(A run of records)
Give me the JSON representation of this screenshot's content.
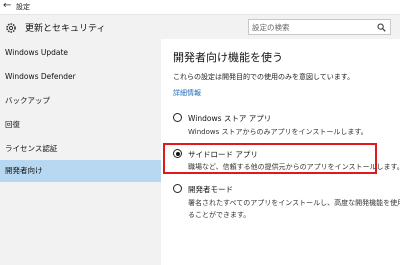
{
  "window": {
    "title": "設定"
  },
  "header": {
    "title": "更新とセキュリティ"
  },
  "search": {
    "placeholder": "設定の検索"
  },
  "sidebar": {
    "items": [
      {
        "label": "Windows Update"
      },
      {
        "label": "Windows Defender"
      },
      {
        "label": "バックアップ"
      },
      {
        "label": "回復"
      },
      {
        "label": "ライセンス認証"
      },
      {
        "label": "開発者向け"
      }
    ],
    "active_index": 5
  },
  "main": {
    "title": "開発者向け機能を使う",
    "description": "これらの設定は開発目的での使用のみを意図しています。",
    "link": "詳細情報",
    "options": [
      {
        "label": "Windows ストア アプリ",
        "description": [
          "Windows ストアからのみアプリをインストールします。"
        ],
        "selected": false
      },
      {
        "label": "サイドロード アプリ",
        "description": [
          "職場など、信頼する他の提供元からのアプリをインストールします。"
        ],
        "selected": true
      },
      {
        "label": "開発者モード",
        "description": [
          "署名されたすべてのアプリをインストールし、高度な開発機能を使用す",
          "ることができます。"
        ],
        "selected": false
      }
    ]
  },
  "colors": {
    "highlight_border": "#e0191c",
    "active_nav": "#b7d8f0",
    "link": "#1f6bb3"
  }
}
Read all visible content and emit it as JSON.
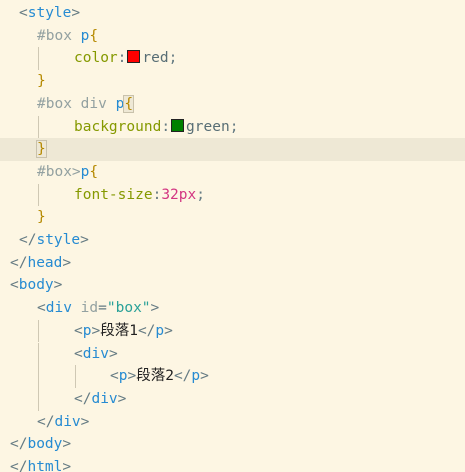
{
  "editor": {
    "language": "html",
    "colors": {
      "background": "#fdf6e3",
      "current_line": "#eee8d5",
      "tag": "#268bd2",
      "property": "#859900",
      "number": "#d33682",
      "swatch_red": "#ff0000",
      "swatch_green": "#008000"
    },
    "lines": {
      "l1": {
        "open": "<",
        "tag": "style",
        "close": ">"
      },
      "l2": {
        "sel": "#box ",
        "elem": "p",
        "brace": "{"
      },
      "l3": {
        "prop": "color",
        "colon": ":",
        "value": "red",
        "semi": ";"
      },
      "l4": {
        "brace": "}"
      },
      "l5": {
        "sel": "#box div ",
        "elem": "p",
        "brace": "{"
      },
      "l6": {
        "prop": "background",
        "colon": ":",
        "value": "green",
        "semi": ";"
      },
      "l7": {
        "brace": "}"
      },
      "l8": {
        "sel": "#box>",
        "elem": "p",
        "brace": "{"
      },
      "l9": {
        "prop": "font-size",
        "colon": ":",
        "number": "32",
        "unit": "px",
        "semi": ";"
      },
      "l10": {
        "brace": "}"
      },
      "l11": {
        "open": "</",
        "tag": "style",
        "close": ">"
      },
      "l12": {
        "open": "</",
        "tag": "head",
        "close": ">"
      },
      "l13": {
        "open": "<",
        "tag": "body",
        "close": ">"
      },
      "l14": {
        "open": "<",
        "tag": "div",
        "space": " ",
        "attr": "id",
        "eq": "=",
        "str": "\"box\"",
        "close": ">"
      },
      "l15": {
        "open": "<",
        "tag": "p",
        "close": ">",
        "text": "段落1",
        "open2": "</",
        "tag2": "p",
        "close2": ">"
      },
      "l16": {
        "open": "<",
        "tag": "div",
        "close": ">"
      },
      "l17": {
        "open": "<",
        "tag": "p",
        "close": ">",
        "text": "段落2",
        "open2": "</",
        "tag2": "p",
        "close2": ">"
      },
      "l18": {
        "open": "</",
        "tag": "div",
        "close": ">"
      },
      "l19": {
        "open": "</",
        "tag": "div",
        "close": ">"
      },
      "l20": {
        "open": "</",
        "tag": "body",
        "close": ">"
      },
      "l21": {
        "open": "</",
        "tag": "html",
        "close": ">"
      }
    }
  }
}
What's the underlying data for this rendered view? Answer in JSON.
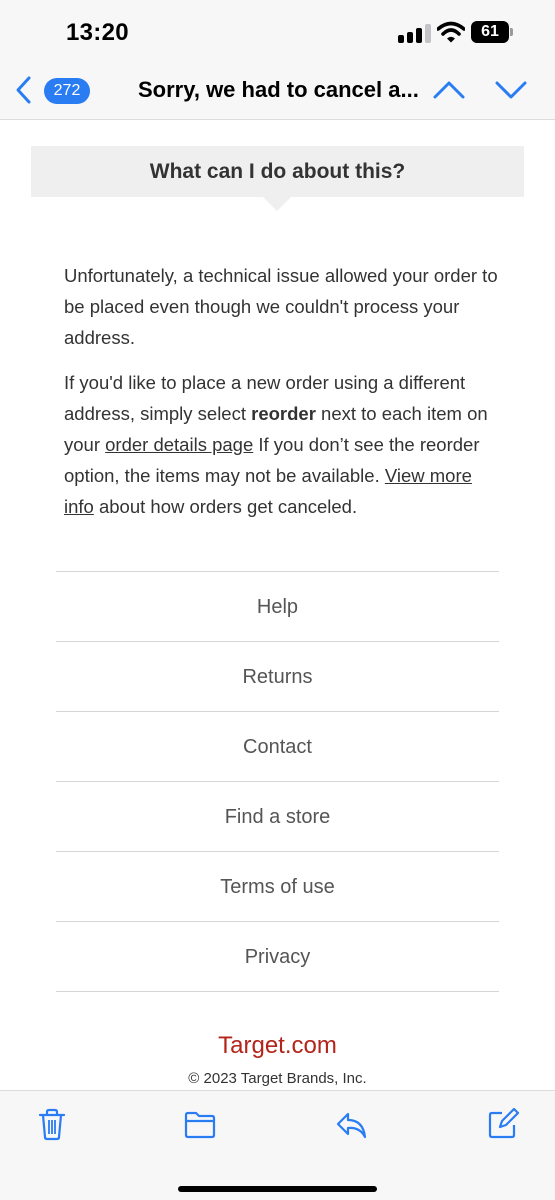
{
  "status_bar": {
    "time": "13:20",
    "battery_level": "61",
    "signal_bars_filled": 3,
    "signal_bars_total": 4,
    "icons": [
      "signal-icon",
      "wifi-icon",
      "battery-icon"
    ]
  },
  "nav": {
    "unread_count": "272",
    "subject": "Sorry, we had to cancel a...",
    "accent_color": "#2a7cf3",
    "icons": [
      "chevron-left-icon",
      "chevron-up-icon",
      "chevron-down-icon"
    ]
  },
  "email": {
    "callout_title": "What can I do about this?",
    "paragraph1": "Unfortunately, a technical issue allowed your order to be placed even though we couldn't process your address.",
    "paragraph2": {
      "part1": "If you'd like to place a new order using a different address, simply select ",
      "bold": "reorder",
      "part2": " next to each item on your ",
      "link1": "order details page",
      "part3": " If you don’t see the reorder option, the items may not be available. ",
      "link2": "View more info",
      "part4": " about how orders get canceled."
    },
    "footer_links": [
      "Help",
      "Returns",
      "Contact",
      "Find a store",
      "Terms of use",
      "Privacy"
    ],
    "brand_link": "Target.com",
    "brand_color": "#b3241a",
    "copyright": "© 2023 Target Brands, Inc."
  },
  "toolbar": {
    "icons": [
      "trash-icon",
      "folder-icon",
      "reply-icon",
      "compose-icon"
    ]
  }
}
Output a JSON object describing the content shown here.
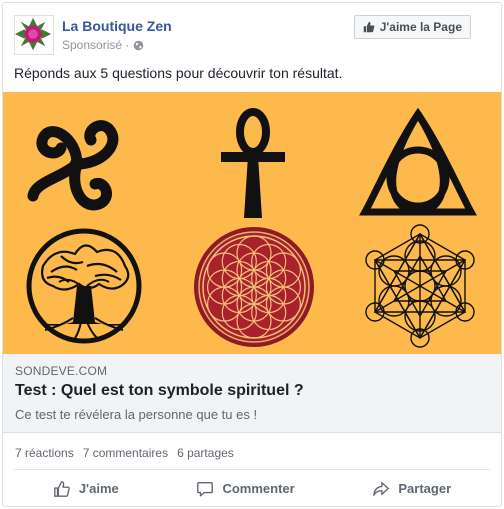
{
  "post": {
    "page_name": "La Boutique Zen",
    "sponsored": "Sponsorisé ·",
    "like_page_label": "J'aime la Page",
    "text": "Réponds aux 5 questions pour découvrir ton résultat."
  },
  "link": {
    "domain": "SONDEVE.COM",
    "title": "Test : Quel est ton symbole spirituel ?",
    "description": "Ce test te révélera la personne que tu es !"
  },
  "stats": {
    "reactions": "7 réactions",
    "comments": "7 commentaires",
    "shares": "6 partages"
  },
  "actions": {
    "like": "J'aime",
    "comment": "Commenter",
    "share": "Partager"
  },
  "colors": {
    "hero_bg": "#fdb94b",
    "link_blue": "#365899"
  },
  "icons": [
    "avatar-lotus-icon",
    "globe-icon",
    "thumbs-up-icon",
    "comment-icon",
    "share-icon"
  ]
}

Task instructions. Make an exact copy of every record, pictures excluded.

Solution to this exercise.
Give me the JSON representation of this screenshot's content.
{
  "window": {
    "title": "設定"
  },
  "header": {
    "title": "更新とセキュリティ"
  },
  "search": {
    "placeholder": "設定の検索"
  },
  "sidebar": {
    "items": [
      {
        "label": "Windows Update"
      },
      {
        "label": "Windows Defender"
      },
      {
        "label": "バックアップ"
      },
      {
        "label": "回復"
      },
      {
        "label": "ライセンス認証"
      },
      {
        "label": "開発者向け"
      }
    ],
    "active_index": 5
  },
  "main": {
    "title": "開発者向け機能を使う",
    "description": "これらの設定は開発目的での使用のみを意図しています。",
    "link": "詳細情報",
    "options": [
      {
        "label": "Windows ストア アプリ",
        "description": [
          "Windows ストアからのみアプリをインストールします。"
        ],
        "selected": false
      },
      {
        "label": "サイドロード アプリ",
        "description": [
          "職場など、信頼する他の提供元からのアプリをインストールします。"
        ],
        "selected": true
      },
      {
        "label": "開発者モード",
        "description": [
          "署名されたすべてのアプリをインストールし、高度な開発機能を使用す",
          "ることができます。"
        ],
        "selected": false
      }
    ]
  },
  "colors": {
    "highlight_border": "#e0191c",
    "active_nav": "#b7d8f0",
    "link": "#1f6bb3"
  }
}
Read all visible content and emit it as JSON.
{
  "editor": {
    "language": "html",
    "colors": {
      "background": "#fdf6e3",
      "current_line": "#eee8d5",
      "tag": "#268bd2",
      "property": "#859900",
      "number": "#d33682",
      "swatch_red": "#ff0000",
      "swatch_green": "#008000"
    },
    "lines": {
      "l1": {
        "open": "<",
        "tag": "style",
        "close": ">"
      },
      "l2": {
        "sel": "#box ",
        "elem": "p",
        "brace": "{"
      },
      "l3": {
        "prop": "color",
        "colon": ":",
        "value": "red",
        "semi": ";"
      },
      "l4": {
        "brace": "}"
      },
      "l5": {
        "sel": "#box div ",
        "elem": "p",
        "brace": "{"
      },
      "l6": {
        "prop": "background",
        "colon": ":",
        "value": "green",
        "semi": ";"
      },
      "l7": {
        "brace": "}"
      },
      "l8": {
        "sel": "#box>",
        "elem": "p",
        "brace": "{"
      },
      "l9": {
        "prop": "font-size",
        "colon": ":",
        "number": "32",
        "unit": "px",
        "semi": ";"
      },
      "l10": {
        "brace": "}"
      },
      "l11": {
        "open": "</",
        "tag": "style",
        "close": ">"
      },
      "l12": {
        "open": "</",
        "tag": "head",
        "close": ">"
      },
      "l13": {
        "open": "<",
        "tag": "body",
        "close": ">"
      },
      "l14": {
        "open": "<",
        "tag": "div",
        "space": " ",
        "attr": "id",
        "eq": "=",
        "str": "\"box\"",
        "close": ">"
      },
      "l15": {
        "open": "<",
        "tag": "p",
        "close": ">",
        "text": "段落1",
        "open2": "</",
        "tag2": "p",
        "close2": ">"
      },
      "l16": {
        "open": "<",
        "tag": "div",
        "close": ">"
      },
      "l17": {
        "open": "<",
        "tag": "p",
        "close": ">",
        "text": "段落2",
        "open2": "</",
        "tag2": "p",
        "close2": ">"
      },
      "l18": {
        "open": "</",
        "tag": "div",
        "close": ">"
      },
      "l19": {
        "open": "</",
        "tag": "div",
        "close": ">"
      },
      "l20": {
        "open": "</",
        "tag": "body",
        "close": ">"
      },
      "l21": {
        "open": "</",
        "tag": "html",
        "close": ">"
      }
    }
  }
}
What's the underlying data for this rendered view? Answer in JSON.
{
  "status_bar": {
    "time": "13:20",
    "battery_level": "61",
    "signal_bars_filled": 3,
    "signal_bars_total": 4,
    "icons": [
      "signal-icon",
      "wifi-icon",
      "battery-icon"
    ]
  },
  "nav": {
    "unread_count": "272",
    "subject": "Sorry, we had to cancel a...",
    "accent_color": "#2a7cf3",
    "icons": [
      "chevron-left-icon",
      "chevron-up-icon",
      "chevron-down-icon"
    ]
  },
  "email": {
    "callout_title": "What can I do about this?",
    "paragraph1": "Unfortunately, a technical issue allowed your order to be placed even though we couldn't process your address.",
    "paragraph2": {
      "part1": "If you'd like to place a new order using a different address, simply select ",
      "bold": "reorder",
      "part2": " next to each item on your ",
      "link1": "order details page",
      "part3": " If you don’t see the reorder option, the items may not be available. ",
      "link2": "View more info",
      "part4": " about how orders get canceled."
    },
    "footer_links": [
      "Help",
      "Returns",
      "Contact",
      "Find a store",
      "Terms of use",
      "Privacy"
    ],
    "brand_link": "Target.com",
    "brand_color": "#b3241a",
    "copyright": "© 2023 Target Brands, Inc."
  },
  "toolbar": {
    "icons": [
      "trash-icon",
      "folder-icon",
      "reply-icon",
      "compose-icon"
    ]
  }
}
Output a JSON object describing the content shown here.
{
  "post": {
    "page_name": "La Boutique Zen",
    "sponsored": "Sponsorisé ·",
    "like_page_label": "J'aime la Page",
    "text": "Réponds aux 5 questions pour découvrir ton résultat."
  },
  "link": {
    "domain": "SONDEVE.COM",
    "title": "Test : Quel est ton symbole spirituel ?",
    "description": "Ce test te révélera la personne que tu es !"
  },
  "stats": {
    "reactions": "7 réactions",
    "comments": "7 commentaires",
    "shares": "6 partages"
  },
  "actions": {
    "like": "J'aime",
    "comment": "Commenter",
    "share": "Partager"
  },
  "colors": {
    "hero_bg": "#fdb94b",
    "link_blue": "#365899"
  },
  "icons": [
    "avatar-lotus-icon",
    "globe-icon",
    "thumbs-up-icon",
    "comment-icon",
    "share-icon"
  ]
}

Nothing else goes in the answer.